__EXERCISE MATERIALS__.

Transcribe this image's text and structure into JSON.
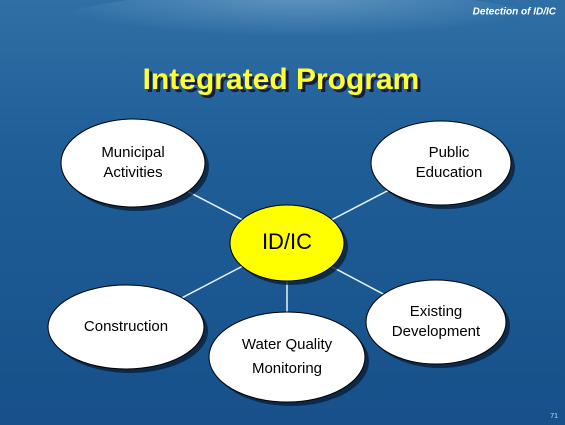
{
  "header": {
    "title": "Detection of ID/IC"
  },
  "title": "Integrated Program",
  "center": {
    "label": "ID/IC"
  },
  "nodes": [
    {
      "label": [
        "Municipal",
        "Activities"
      ]
    },
    {
      "label": [
        "Public",
        "Education"
      ]
    },
    {
      "label": [
        "Construction"
      ]
    },
    {
      "label": [
        "Water Quality",
        "Monitoring"
      ]
    },
    {
      "label": [
        "Existing",
        "Development"
      ]
    }
  ],
  "page_number": "71"
}
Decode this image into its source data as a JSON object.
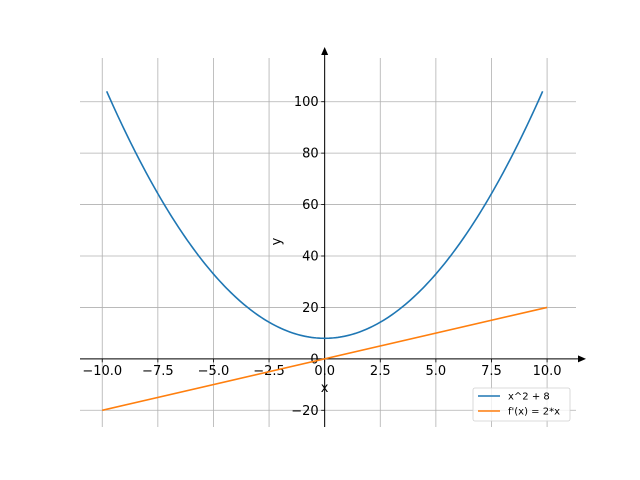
{
  "chart_data": {
    "type": "line",
    "xlabel": "x",
    "ylabel": "y",
    "xlim": [
      -11.0,
      11.3
    ],
    "ylim": [
      -26.5,
      117
    ],
    "grid": true,
    "legend_position": "bottom-right",
    "x_ticks": [
      -10.0,
      -7.5,
      -5.0,
      -2.5,
      0.0,
      2.5,
      5.0,
      7.5,
      10.0
    ],
    "x_tick_labels": [
      "−10.0",
      "−7.5",
      "−5.0",
      "−2.5",
      "0.0",
      "2.5",
      "5.0",
      "7.5",
      "10.0"
    ],
    "y_ticks": [
      -20,
      0,
      20,
      40,
      60,
      80,
      100
    ],
    "y_tick_labels": [
      "−20",
      "0",
      "20",
      "40",
      "60",
      "80",
      "100"
    ],
    "series": [
      {
        "name": "x^2 + 8",
        "color": "#1f77b4",
        "x": [
          -9.8,
          -9.0,
          -8.0,
          -7.0,
          -6.0,
          -5.0,
          -4.0,
          -3.0,
          -2.0,
          -1.0,
          0.0,
          1.0,
          2.0,
          3.0,
          4.0,
          5.0,
          6.0,
          7.0,
          8.0,
          9.0,
          9.8
        ],
        "y": [
          104.04,
          89.0,
          72.0,
          57.0,
          44.0,
          33.0,
          24.0,
          17.0,
          12.0,
          9.0,
          8.0,
          9.0,
          12.0,
          17.0,
          24.0,
          33.0,
          44.0,
          57.0,
          72.0,
          89.0,
          104.04
        ]
      },
      {
        "name": "f'(x) = 2*x",
        "color": "#ff7f0e",
        "x": [
          -10.0,
          10.0
        ],
        "y": [
          -20.0,
          20.0
        ]
      }
    ]
  }
}
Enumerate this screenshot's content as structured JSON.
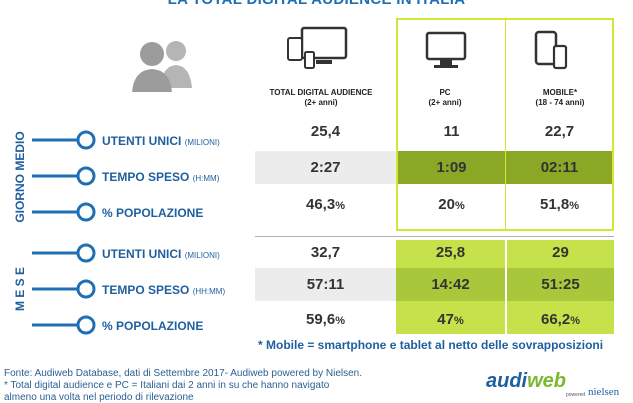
{
  "title": "LA TOTAL DIGITAL AUDIENCE IN ITALIA",
  "columns": {
    "total": {
      "label": "TOTAL DIGITAL AUDIENCE",
      "sub": "(2+ anni)"
    },
    "pc": {
      "label": "PC",
      "sub": "(2+ anni)"
    },
    "mobile": {
      "label": "MOBILE*",
      "sub": "(18 - 74 anni)"
    }
  },
  "sections": [
    {
      "label": "GIORNO MEDIO",
      "rows": [
        {
          "label": "UTENTI UNICI",
          "unit": "(MILIONI)",
          "total": "25,4",
          "pc": "11",
          "mobile": "22,7"
        },
        {
          "label": "TEMPO SPESO",
          "unit": "(H:MM)",
          "total": "2:27",
          "pc": "1:09",
          "mobile": "02:11"
        },
        {
          "label": "% POPOLAZIONE",
          "unit": "",
          "total": "46,3",
          "pc": "20",
          "mobile": "51,8"
        }
      ]
    },
    {
      "label": "M E S E",
      "rows": [
        {
          "label": "UTENTI UNICI",
          "unit": "(MILIONI)",
          "total": "32,7",
          "pc": "25,8",
          "mobile": "29"
        },
        {
          "label": "TEMPO SPESO",
          "unit": "(HH:MM)",
          "total": "57:11",
          "pc": "14:42",
          "mobile": "51:25"
        },
        {
          "label": "% POPOLAZIONE",
          "unit": "",
          "total": "59,6",
          "pc": "47",
          "mobile": "66,2"
        }
      ]
    }
  ],
  "percent_sign": "%",
  "note": "* Mobile = smartphone e tablet al netto delle sovrapposizioni",
  "source_line1": "Fonte: Audiweb Database, dati di Settembre 2017- Audiweb powered by Nielsen.",
  "source_line2": "* Total digital audience e PC = Italiani dai 2 anni in su che hanno navigato",
  "source_line3": "almeno una volta nel periodo di rilevazione",
  "logo": {
    "audi": "audi",
    "web": "web",
    "powered": "powered",
    "nielsen": "nielsen"
  },
  "colors": {
    "blue": "#1f6fb5",
    "accent": "#d3e637",
    "mobile_dark": "#8aa726",
    "mobile_light": "#c5e24a"
  },
  "icons": [
    "people-icon",
    "multi-device-icon",
    "pc-monitor-icon",
    "mobile-devices-icon",
    "connector-pill-icon"
  ]
}
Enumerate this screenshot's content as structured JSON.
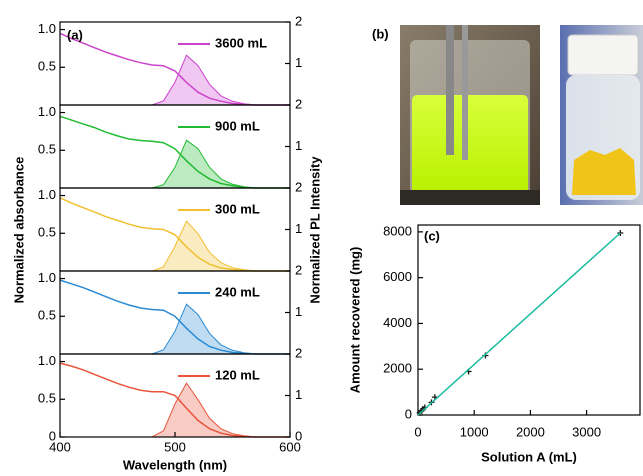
{
  "panel_b": {
    "label": "(b)"
  },
  "chart_data": [
    {
      "type": "line",
      "panel_label": "(a)",
      "y_label": "Normalized absorbance",
      "y2_label": "Normalized PL Intensity",
      "x": [
        400,
        410,
        420,
        430,
        440,
        450,
        460,
        470,
        480,
        490,
        500,
        510,
        520,
        530,
        540,
        550,
        560,
        570,
        580,
        590,
        600
      ],
      "xlim": [
        400,
        600
      ],
      "ylim": [
        0,
        1.1
      ],
      "y2lim": [
        0,
        2
      ],
      "yticks": [
        0.5,
        {
          "value": 1,
          "label": "1.0"
        }
      ],
      "y2ticks": [
        1,
        2
      ],
      "series": [
        {
          "name": "3600 mL",
          "color": "#cc44cc",
          "values": [
            0.95,
            0.88,
            0.82,
            0.76,
            0.7,
            0.65,
            0.6,
            0.56,
            0.53,
            0.52,
            0.45,
            0.3,
            0.17,
            0.09,
            0.05,
            0.02,
            0.01,
            0,
            0,
            0,
            0
          ]
        },
        {
          "color": "#cc44cc",
          "axis": "y2",
          "fill": true,
          "values": [
            0,
            0,
            0,
            0,
            0,
            0,
            0,
            0,
            0,
            0.1,
            0.55,
            1.2,
            0.95,
            0.5,
            0.22,
            0.09,
            0.03,
            0,
            0,
            0,
            0
          ]
        }
      ]
    },
    {
      "type": "line",
      "x": [
        400,
        410,
        420,
        430,
        440,
        450,
        460,
        470,
        480,
        490,
        500,
        510,
        520,
        530,
        540,
        550,
        560,
        570,
        580,
        590,
        600
      ],
      "xlim": [
        400,
        600
      ],
      "ylim": [
        0,
        1.1
      ],
      "y2lim": [
        0,
        2
      ],
      "yticks": [
        0.5,
        {
          "value": 1,
          "label": "1.0"
        }
      ],
      "y2ticks": [
        1,
        2
      ],
      "series": [
        {
          "name": "900 mL",
          "color": "#22bb33",
          "values": [
            0.95,
            0.9,
            0.85,
            0.8,
            0.74,
            0.69,
            0.65,
            0.63,
            0.62,
            0.6,
            0.52,
            0.36,
            0.22,
            0.12,
            0.06,
            0.03,
            0.01,
            0,
            0,
            0,
            0
          ]
        },
        {
          "color": "#22bb33",
          "axis": "y2",
          "fill": true,
          "values": [
            0,
            0,
            0,
            0,
            0,
            0,
            0,
            0,
            0,
            0.08,
            0.5,
            1.15,
            0.95,
            0.5,
            0.22,
            0.09,
            0.03,
            0,
            0,
            0,
            0
          ]
        }
      ]
    },
    {
      "type": "line",
      "x": [
        400,
        410,
        420,
        430,
        440,
        450,
        460,
        470,
        480,
        490,
        500,
        510,
        520,
        530,
        540,
        550,
        560,
        570,
        580,
        590,
        600
      ],
      "xlim": [
        400,
        600
      ],
      "ylim": [
        0,
        1.1
      ],
      "y2lim": [
        0,
        2
      ],
      "yticks": [
        0.5,
        {
          "value": 1,
          "label": "1.0"
        }
      ],
      "y2ticks": [
        1,
        2
      ],
      "series": [
        {
          "name": "300 mL",
          "color": "#f0c030",
          "values": [
            0.97,
            0.9,
            0.84,
            0.78,
            0.72,
            0.67,
            0.62,
            0.58,
            0.56,
            0.55,
            0.48,
            0.32,
            0.18,
            0.09,
            0.04,
            0.02,
            0.01,
            0,
            0,
            0,
            0
          ]
        },
        {
          "color": "#f0c030",
          "axis": "y2",
          "fill": true,
          "values": [
            0,
            0,
            0,
            0,
            0,
            0,
            0,
            0,
            0,
            0.1,
            0.6,
            1.2,
            0.9,
            0.45,
            0.2,
            0.08,
            0.03,
            0,
            0,
            0,
            0
          ]
        }
      ]
    },
    {
      "type": "line",
      "x": [
        400,
        410,
        420,
        430,
        440,
        450,
        460,
        470,
        480,
        490,
        500,
        510,
        520,
        530,
        540,
        550,
        560,
        570,
        580,
        590,
        600
      ],
      "xlim": [
        400,
        600
      ],
      "ylim": [
        0,
        1.1
      ],
      "y2lim": [
        0,
        2
      ],
      "yticks": [
        0.5,
        {
          "value": 1,
          "label": "1.0"
        }
      ],
      "y2ticks": [
        1,
        2
      ],
      "series": [
        {
          "name": "240 mL",
          "color": "#2a8ad4",
          "values": [
            0.98,
            0.93,
            0.88,
            0.82,
            0.76,
            0.7,
            0.65,
            0.61,
            0.59,
            0.58,
            0.5,
            0.34,
            0.2,
            0.1,
            0.05,
            0.02,
            0.01,
            0,
            0,
            0,
            0
          ]
        },
        {
          "color": "#2a8ad4",
          "axis": "y2",
          "fill": true,
          "values": [
            0,
            0,
            0,
            0,
            0,
            0,
            0,
            0,
            0,
            0.1,
            0.55,
            1.2,
            0.95,
            0.5,
            0.22,
            0.09,
            0.03,
            0,
            0,
            0,
            0
          ]
        }
      ]
    },
    {
      "type": "line",
      "x_label": "Wavelength (nm)",
      "x": [
        400,
        410,
        420,
        430,
        440,
        450,
        460,
        470,
        480,
        490,
        500,
        510,
        520,
        530,
        540,
        550,
        560,
        570,
        580,
        590,
        600
      ],
      "xlim": [
        400,
        600
      ],
      "ylim": [
        0,
        1.1
      ],
      "y2lim": [
        0,
        2
      ],
      "xticks": [
        400,
        500,
        600
      ],
      "yticks": [
        0,
        0.5,
        {
          "value": 1,
          "label": "1.0"
        }
      ],
      "y2ticks": [
        0,
        1,
        2
      ],
      "series": [
        {
          "name": "120 mL",
          "color": "#e8543a",
          "values": [
            0.98,
            0.94,
            0.89,
            0.83,
            0.77,
            0.71,
            0.66,
            0.62,
            0.6,
            0.6,
            0.55,
            0.38,
            0.22,
            0.11,
            0.05,
            0.02,
            0.01,
            0,
            0,
            0,
            0
          ]
        },
        {
          "color": "#e8543a",
          "axis": "y2",
          "fill": true,
          "values": [
            0,
            0,
            0,
            0,
            0,
            0,
            0,
            0,
            0,
            0.15,
            0.8,
            1.3,
            0.9,
            0.45,
            0.2,
            0.08,
            0.03,
            0,
            0,
            0,
            0
          ]
        }
      ]
    },
    {
      "type": "scatter",
      "panel_label": "(c)",
      "x_label": "Solution A (mL)",
      "y_label": "Amount recovered (mg)",
      "xlim": [
        0,
        3950
      ],
      "ylim": [
        0,
        8300
      ],
      "xticks": [
        0,
        1000,
        2000,
        3000
      ],
      "yticks": [
        0,
        2000,
        4000,
        6000,
        8000
      ],
      "series": [
        {
          "color": "#1a1a1a",
          "x": [
            30,
            60,
            90,
            120,
            240,
            300,
            900,
            1200,
            3600
          ],
          "values": [
            100,
            180,
            260,
            330,
            550,
            780,
            1900,
            2600,
            7950
          ]
        },
        {
          "color": "#1abc9c",
          "line": true,
          "x": [
            0,
            3600
          ],
          "values": [
            0,
            7950
          ]
        }
      ]
    }
  ]
}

__INSTRUCTIONS TO FOLLOW__. Check each line of the records above for the string "JSON", and report every line that has it.

__REPLY__.
Transcribe this image's text and structure into JSON.
Decode this image into its source data as a JSON object.
Enumerate this screenshot's content as structured JSON.
Enumerate this screenshot's content as structured JSON.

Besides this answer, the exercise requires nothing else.